* begin *

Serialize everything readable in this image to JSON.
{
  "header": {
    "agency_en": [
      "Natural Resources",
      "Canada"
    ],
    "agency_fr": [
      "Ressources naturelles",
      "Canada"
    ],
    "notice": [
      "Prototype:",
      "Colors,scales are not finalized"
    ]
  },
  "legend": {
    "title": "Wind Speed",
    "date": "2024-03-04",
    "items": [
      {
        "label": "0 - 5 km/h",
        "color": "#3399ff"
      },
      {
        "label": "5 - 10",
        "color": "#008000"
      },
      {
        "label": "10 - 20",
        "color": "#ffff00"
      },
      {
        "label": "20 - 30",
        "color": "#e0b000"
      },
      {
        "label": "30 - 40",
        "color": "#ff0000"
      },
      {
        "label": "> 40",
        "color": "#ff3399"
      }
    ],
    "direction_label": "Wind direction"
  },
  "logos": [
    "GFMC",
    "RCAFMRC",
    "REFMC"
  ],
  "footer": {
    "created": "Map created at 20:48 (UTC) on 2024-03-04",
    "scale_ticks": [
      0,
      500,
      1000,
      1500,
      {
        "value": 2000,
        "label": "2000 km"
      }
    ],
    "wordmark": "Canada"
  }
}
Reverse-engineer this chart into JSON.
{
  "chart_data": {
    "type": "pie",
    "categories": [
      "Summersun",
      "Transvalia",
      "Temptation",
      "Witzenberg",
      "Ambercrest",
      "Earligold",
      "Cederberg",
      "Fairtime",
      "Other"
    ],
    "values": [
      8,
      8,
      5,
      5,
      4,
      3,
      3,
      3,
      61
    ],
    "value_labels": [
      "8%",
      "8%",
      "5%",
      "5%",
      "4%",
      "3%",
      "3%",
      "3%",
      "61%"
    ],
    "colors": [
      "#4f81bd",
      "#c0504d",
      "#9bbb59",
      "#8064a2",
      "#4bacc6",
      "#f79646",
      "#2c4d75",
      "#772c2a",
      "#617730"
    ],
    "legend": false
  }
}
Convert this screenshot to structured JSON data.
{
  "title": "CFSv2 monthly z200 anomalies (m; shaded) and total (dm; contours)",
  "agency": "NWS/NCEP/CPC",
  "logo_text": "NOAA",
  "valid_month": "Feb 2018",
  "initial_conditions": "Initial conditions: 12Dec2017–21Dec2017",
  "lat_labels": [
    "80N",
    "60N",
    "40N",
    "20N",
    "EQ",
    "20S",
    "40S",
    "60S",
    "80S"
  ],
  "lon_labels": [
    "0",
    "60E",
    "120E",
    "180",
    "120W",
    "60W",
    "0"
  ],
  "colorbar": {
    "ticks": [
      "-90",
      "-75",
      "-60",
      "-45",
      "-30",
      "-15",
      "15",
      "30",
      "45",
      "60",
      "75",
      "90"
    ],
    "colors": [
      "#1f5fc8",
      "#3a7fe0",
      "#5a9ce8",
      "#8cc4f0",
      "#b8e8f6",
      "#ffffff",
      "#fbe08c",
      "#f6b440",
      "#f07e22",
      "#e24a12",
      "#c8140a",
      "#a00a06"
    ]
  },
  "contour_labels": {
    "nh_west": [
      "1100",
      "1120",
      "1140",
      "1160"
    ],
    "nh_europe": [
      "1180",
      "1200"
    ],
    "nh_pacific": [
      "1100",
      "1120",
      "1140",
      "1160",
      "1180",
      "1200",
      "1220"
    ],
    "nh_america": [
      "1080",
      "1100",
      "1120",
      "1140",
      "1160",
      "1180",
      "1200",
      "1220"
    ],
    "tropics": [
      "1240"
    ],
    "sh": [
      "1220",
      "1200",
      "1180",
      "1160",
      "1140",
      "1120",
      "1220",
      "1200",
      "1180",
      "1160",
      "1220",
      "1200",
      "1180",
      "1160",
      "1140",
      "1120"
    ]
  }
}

* end *

> PROBLEM DESCRIPTION
Please copy out each record, character for character.

> SOLUTION TO THE PROBLEM
Serialize everything readable in this image to JSON.
{
  "header": {
    "agency_en": [
      "Natural Resources",
      "Canada"
    ],
    "agency_fr": [
      "Ressources naturelles",
      "Canada"
    ],
    "notice": [
      "Prototype:",
      "Colors,scales are not finalized"
    ]
  },
  "legend": {
    "title": "Wind Speed",
    "date": "2024-03-04",
    "items": [
      {
        "label": "0 - 5 km/h",
        "color": "#3399ff"
      },
      {
        "label": "5 - 10",
        "color": "#008000"
      },
      {
        "label": "10 - 20",
        "color": "#ffff00"
      },
      {
        "label": "20 - 30",
        "color": "#e0b000"
      },
      {
        "label": "30 - 40",
        "color": "#ff0000"
      },
      {
        "label": "> 40",
        "color": "#ff3399"
      }
    ],
    "direction_label": "Wind direction"
  },
  "logos": [
    "GFMC",
    "RCAFMRC",
    "REFMC"
  ],
  "footer": {
    "created": "Map created at 20:48 (UTC) on 2024-03-04",
    "scale_ticks": [
      0,
      500,
      1000,
      1500,
      {
        "value": 2000,
        "label": "2000 km"
      }
    ],
    "wordmark": "Canada"
  }
}
Reverse-engineer this chart into JSON.
{
  "chart_data": {
    "type": "pie",
    "categories": [
      "Summersun",
      "Transvalia",
      "Temptation",
      "Witzenberg",
      "Ambercrest",
      "Earligold",
      "Cederberg",
      "Fairtime",
      "Other"
    ],
    "values": [
      8,
      8,
      5,
      5,
      4,
      3,
      3,
      3,
      61
    ],
    "value_labels": [
      "8%",
      "8%",
      "5%",
      "5%",
      "4%",
      "3%",
      "3%",
      "3%",
      "61%"
    ],
    "colors": [
      "#4f81bd",
      "#c0504d",
      "#9bbb59",
      "#8064a2",
      "#4bacc6",
      "#f79646",
      "#2c4d75",
      "#772c2a",
      "#617730"
    ],
    "legend": false
  }
}
Convert this screenshot to structured JSON data.
{
  "title": "CFSv2 monthly z200 anomalies (m; shaded) and total (dm; contours)",
  "agency": "NWS/NCEP/CPC",
  "logo_text": "NOAA",
  "valid_month": "Feb 2018",
  "initial_conditions": "Initial conditions: 12Dec2017–21Dec2017",
  "lat_labels": [
    "80N",
    "60N",
    "40N",
    "20N",
    "EQ",
    "20S",
    "40S",
    "60S",
    "80S"
  ],
  "lon_labels": [
    "0",
    "60E",
    "120E",
    "180",
    "120W",
    "60W",
    "0"
  ],
  "colorbar": {
    "ticks": [
      "-90",
      "-75",
      "-60",
      "-45",
      "-30",
      "-15",
      "15",
      "30",
      "45",
      "60",
      "75",
      "90"
    ],
    "colors": [
      "#1f5fc8",
      "#3a7fe0",
      "#5a9ce8",
      "#8cc4f0",
      "#b8e8f6",
      "#ffffff",
      "#fbe08c",
      "#f6b440",
      "#f07e22",
      "#e24a12",
      "#c8140a",
      "#a00a06"
    ]
  },
  "contour_labels": {
    "nh_west": [
      "1100",
      "1120",
      "1140",
      "1160"
    ],
    "nh_europe": [
      "1180",
      "1200"
    ],
    "nh_pacific": [
      "1100",
      "1120",
      "1140",
      "1160",
      "1180",
      "1200",
      "1220"
    ],
    "nh_america": [
      "1080",
      "1100",
      "1120",
      "1140",
      "1160",
      "1180",
      "1200",
      "1220"
    ],
    "tropics": [
      "1240"
    ],
    "sh": [
      "1220",
      "1200",
      "1180",
      "1160",
      "1140",
      "1120",
      "1220",
      "1200",
      "1180",
      "1160",
      "1220",
      "1200",
      "1180",
      "1160",
      "1140",
      "1120"
    ]
  }
}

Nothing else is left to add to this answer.